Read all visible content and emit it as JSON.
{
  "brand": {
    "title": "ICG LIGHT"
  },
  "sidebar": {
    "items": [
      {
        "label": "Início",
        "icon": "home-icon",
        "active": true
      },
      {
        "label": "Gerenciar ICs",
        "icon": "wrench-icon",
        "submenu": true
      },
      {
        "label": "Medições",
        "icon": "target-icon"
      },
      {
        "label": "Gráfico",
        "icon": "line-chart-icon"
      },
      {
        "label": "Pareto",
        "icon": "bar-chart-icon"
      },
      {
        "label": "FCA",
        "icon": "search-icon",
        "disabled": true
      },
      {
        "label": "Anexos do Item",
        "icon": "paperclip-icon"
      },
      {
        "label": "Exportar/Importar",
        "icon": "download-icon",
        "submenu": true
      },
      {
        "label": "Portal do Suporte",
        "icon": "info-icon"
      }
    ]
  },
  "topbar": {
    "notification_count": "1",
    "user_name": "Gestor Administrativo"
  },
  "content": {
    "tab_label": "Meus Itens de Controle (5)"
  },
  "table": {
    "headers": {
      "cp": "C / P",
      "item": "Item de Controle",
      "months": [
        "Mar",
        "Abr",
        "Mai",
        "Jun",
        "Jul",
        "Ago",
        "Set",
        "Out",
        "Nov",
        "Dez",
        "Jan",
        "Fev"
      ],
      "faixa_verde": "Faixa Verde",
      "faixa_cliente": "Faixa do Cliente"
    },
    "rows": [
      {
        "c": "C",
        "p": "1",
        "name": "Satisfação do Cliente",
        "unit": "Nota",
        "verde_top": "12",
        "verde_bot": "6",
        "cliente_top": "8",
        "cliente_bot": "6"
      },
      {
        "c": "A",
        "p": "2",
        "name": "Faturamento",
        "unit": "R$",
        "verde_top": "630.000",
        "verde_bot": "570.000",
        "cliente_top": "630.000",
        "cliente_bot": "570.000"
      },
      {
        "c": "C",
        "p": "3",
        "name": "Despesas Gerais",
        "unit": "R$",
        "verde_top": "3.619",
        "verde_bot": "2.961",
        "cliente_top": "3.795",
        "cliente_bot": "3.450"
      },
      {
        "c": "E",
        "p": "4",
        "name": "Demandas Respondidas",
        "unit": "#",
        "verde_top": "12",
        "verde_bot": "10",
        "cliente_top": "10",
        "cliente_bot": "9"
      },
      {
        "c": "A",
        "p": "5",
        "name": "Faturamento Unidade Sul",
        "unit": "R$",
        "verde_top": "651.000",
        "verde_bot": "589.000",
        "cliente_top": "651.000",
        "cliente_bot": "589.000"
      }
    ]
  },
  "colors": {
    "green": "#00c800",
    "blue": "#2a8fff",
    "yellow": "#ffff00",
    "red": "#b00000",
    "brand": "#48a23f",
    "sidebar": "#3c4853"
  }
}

[What is needed] Search the listing for the word "Controle" and return each line that holds it.

[Response]
    "tab_label": "Meus Itens de Controle (5)"
      "item": "Item de Controle",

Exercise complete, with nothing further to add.